REQUIRED TASK: Extract every line where the string "distance" appears.

— START GIVEN DATA —

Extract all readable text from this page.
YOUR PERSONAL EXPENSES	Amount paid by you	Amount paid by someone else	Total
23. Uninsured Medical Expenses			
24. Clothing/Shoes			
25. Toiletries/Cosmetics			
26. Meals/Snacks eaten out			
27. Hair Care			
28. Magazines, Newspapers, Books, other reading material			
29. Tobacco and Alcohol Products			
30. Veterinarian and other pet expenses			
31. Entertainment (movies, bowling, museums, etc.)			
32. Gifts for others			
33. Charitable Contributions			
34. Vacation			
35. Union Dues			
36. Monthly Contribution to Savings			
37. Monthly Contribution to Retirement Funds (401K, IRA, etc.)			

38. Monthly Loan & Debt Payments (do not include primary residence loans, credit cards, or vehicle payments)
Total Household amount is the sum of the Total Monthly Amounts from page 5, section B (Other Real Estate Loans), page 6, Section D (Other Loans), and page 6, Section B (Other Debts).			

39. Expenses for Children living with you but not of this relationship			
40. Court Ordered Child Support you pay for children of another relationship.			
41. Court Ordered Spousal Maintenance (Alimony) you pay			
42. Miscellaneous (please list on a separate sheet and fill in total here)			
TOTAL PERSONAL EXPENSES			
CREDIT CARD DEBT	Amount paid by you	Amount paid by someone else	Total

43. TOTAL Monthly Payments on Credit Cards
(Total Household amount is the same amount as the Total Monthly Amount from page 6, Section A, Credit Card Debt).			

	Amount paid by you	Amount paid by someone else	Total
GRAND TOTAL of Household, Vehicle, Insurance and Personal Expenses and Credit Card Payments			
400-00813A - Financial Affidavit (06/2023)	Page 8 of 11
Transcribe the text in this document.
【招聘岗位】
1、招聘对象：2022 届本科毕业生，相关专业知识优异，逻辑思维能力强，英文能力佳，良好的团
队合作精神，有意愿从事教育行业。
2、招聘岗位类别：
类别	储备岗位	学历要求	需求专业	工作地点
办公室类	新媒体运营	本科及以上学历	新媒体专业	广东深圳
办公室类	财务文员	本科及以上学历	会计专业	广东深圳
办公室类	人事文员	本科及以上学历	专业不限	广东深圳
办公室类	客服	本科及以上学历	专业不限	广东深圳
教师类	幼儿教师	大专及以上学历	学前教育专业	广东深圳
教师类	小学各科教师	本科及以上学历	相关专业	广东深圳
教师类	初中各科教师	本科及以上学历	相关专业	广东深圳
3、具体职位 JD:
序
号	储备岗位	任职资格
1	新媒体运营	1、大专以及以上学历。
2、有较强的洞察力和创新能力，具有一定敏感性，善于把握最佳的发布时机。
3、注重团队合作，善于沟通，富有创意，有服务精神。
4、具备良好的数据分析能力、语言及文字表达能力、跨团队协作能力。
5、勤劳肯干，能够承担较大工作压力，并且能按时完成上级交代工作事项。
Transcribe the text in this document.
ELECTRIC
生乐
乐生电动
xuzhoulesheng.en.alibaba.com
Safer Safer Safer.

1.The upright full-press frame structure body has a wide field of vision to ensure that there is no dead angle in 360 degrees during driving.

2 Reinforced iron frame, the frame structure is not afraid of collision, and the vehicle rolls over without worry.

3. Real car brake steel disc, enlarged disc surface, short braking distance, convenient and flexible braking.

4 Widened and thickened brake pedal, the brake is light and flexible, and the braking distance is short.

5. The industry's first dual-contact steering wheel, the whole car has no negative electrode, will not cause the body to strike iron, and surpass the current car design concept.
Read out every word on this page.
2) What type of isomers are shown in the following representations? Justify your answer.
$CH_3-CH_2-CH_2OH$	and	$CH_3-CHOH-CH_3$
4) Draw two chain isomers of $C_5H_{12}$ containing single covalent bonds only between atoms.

— END GIVEN DATA —

EXERCISE RESULT:
3. Real car brake steel disc, enlarged disc surface, short braking distance, convenient and flexible braking.
4 Widened and thickened brake pedal, the brake is light and flexible, and the braking distance is short.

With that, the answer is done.